■ WRITTEN PROBLEM ■
Using the listing below, give the number of lines where "Permits" appears, and nothing else.

Records that describe figures:

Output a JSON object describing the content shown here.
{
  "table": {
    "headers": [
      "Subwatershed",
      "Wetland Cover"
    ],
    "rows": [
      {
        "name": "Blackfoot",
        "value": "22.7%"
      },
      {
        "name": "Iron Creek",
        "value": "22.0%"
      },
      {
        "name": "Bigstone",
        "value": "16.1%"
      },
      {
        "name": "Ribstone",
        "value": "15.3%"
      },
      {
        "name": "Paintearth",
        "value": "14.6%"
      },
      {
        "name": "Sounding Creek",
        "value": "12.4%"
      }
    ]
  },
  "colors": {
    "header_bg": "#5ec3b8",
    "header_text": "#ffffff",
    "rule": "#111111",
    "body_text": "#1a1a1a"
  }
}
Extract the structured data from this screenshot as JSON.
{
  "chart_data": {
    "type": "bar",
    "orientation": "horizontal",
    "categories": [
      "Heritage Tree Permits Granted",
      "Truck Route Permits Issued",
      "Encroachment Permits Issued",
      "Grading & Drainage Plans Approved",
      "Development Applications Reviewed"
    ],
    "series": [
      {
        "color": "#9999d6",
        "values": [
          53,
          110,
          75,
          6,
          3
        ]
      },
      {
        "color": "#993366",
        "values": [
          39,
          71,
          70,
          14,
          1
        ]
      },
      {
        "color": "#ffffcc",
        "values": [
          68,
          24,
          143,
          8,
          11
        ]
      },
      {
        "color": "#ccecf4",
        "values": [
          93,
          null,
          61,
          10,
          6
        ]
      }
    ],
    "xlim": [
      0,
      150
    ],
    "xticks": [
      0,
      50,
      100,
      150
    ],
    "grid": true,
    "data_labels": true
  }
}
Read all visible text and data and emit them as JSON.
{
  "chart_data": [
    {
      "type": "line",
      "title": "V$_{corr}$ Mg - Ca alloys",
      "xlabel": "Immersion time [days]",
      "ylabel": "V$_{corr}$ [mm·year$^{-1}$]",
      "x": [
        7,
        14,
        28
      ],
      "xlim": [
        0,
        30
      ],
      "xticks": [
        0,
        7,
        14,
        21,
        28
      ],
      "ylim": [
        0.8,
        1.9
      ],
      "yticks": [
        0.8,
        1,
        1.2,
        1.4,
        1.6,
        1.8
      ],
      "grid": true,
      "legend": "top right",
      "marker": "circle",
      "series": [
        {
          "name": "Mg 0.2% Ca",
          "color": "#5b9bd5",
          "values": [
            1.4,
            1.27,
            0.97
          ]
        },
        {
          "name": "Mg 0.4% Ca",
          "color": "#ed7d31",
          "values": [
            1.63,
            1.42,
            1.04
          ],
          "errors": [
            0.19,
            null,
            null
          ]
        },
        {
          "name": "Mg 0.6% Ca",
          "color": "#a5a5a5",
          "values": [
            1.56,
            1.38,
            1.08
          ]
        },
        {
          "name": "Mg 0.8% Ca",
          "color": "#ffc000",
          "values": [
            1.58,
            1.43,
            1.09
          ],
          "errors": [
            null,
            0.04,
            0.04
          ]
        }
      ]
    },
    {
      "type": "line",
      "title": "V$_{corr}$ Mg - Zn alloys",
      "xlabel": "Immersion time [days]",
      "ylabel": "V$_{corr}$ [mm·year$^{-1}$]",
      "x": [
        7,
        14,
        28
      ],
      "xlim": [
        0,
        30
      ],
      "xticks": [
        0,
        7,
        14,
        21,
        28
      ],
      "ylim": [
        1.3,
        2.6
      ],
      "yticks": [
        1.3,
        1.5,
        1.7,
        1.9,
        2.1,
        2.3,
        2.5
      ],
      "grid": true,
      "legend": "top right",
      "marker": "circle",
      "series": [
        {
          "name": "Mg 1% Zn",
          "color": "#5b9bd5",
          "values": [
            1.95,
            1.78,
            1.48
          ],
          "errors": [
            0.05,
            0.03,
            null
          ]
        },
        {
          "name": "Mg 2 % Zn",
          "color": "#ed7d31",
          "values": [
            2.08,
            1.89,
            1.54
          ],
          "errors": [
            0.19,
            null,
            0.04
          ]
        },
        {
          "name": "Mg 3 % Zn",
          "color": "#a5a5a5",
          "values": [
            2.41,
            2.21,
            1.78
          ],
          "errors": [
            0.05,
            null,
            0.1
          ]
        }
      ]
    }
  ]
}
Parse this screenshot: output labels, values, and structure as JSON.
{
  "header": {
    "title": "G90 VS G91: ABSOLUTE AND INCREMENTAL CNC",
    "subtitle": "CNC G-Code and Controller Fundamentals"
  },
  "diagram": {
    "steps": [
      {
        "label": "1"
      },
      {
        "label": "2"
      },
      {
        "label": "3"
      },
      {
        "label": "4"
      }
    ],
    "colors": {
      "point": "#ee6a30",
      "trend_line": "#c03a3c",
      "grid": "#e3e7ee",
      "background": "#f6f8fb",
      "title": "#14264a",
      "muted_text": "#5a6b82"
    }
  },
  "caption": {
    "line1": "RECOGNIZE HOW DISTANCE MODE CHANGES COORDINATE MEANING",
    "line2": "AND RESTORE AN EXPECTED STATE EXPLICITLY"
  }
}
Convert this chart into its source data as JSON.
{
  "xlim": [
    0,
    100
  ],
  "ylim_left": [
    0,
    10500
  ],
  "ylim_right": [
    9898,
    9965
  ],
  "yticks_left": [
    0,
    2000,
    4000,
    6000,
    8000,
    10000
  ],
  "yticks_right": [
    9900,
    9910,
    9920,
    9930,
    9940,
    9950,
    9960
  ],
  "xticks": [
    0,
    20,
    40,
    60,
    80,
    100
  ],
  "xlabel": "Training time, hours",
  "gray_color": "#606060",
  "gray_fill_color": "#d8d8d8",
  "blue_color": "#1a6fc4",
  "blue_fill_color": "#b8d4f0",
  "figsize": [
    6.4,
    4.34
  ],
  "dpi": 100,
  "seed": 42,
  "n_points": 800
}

■ RESULT FOR THIS TASK ■
3